* Work required: Below are the records; copy each line in them that holds the word "credits".

_ _ _ _

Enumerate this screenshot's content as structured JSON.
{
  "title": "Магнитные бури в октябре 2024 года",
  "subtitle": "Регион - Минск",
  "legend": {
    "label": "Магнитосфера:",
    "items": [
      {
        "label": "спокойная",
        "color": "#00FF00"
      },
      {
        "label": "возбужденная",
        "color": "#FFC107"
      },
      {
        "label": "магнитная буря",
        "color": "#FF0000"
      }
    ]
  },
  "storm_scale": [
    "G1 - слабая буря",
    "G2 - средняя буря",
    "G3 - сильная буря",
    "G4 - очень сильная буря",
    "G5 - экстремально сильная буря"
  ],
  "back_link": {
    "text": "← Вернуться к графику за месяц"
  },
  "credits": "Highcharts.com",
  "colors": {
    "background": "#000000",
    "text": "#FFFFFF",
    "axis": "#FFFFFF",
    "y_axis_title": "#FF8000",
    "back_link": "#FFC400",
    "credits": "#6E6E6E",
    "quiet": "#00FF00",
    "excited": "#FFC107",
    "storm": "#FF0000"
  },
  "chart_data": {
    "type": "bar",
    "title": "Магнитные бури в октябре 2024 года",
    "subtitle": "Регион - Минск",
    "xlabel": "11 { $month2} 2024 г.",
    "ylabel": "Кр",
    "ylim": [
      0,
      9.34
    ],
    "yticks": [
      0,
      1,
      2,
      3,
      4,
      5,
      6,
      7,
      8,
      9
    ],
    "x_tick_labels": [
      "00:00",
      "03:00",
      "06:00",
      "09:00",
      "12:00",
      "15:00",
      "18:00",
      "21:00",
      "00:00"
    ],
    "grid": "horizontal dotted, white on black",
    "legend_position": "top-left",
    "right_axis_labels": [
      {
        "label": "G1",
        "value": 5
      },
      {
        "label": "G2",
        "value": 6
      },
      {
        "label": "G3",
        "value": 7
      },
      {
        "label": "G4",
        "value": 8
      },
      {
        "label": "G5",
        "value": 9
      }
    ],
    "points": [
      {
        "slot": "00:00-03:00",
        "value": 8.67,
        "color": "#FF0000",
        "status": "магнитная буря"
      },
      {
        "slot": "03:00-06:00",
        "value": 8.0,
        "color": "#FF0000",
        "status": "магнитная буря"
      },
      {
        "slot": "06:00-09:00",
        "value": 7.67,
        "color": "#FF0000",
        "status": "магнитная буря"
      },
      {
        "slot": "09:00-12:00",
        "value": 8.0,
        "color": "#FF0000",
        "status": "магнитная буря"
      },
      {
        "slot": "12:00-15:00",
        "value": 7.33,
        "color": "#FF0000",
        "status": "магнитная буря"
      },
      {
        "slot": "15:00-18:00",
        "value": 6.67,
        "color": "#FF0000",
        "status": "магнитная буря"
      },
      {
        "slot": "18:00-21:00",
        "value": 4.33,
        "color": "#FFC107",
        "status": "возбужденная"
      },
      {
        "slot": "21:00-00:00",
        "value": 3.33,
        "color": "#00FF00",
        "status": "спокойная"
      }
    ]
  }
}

_ _ _ _

* Answer below:
  "credits": "Highcharts.com",
    "credits": "#6E6E6E",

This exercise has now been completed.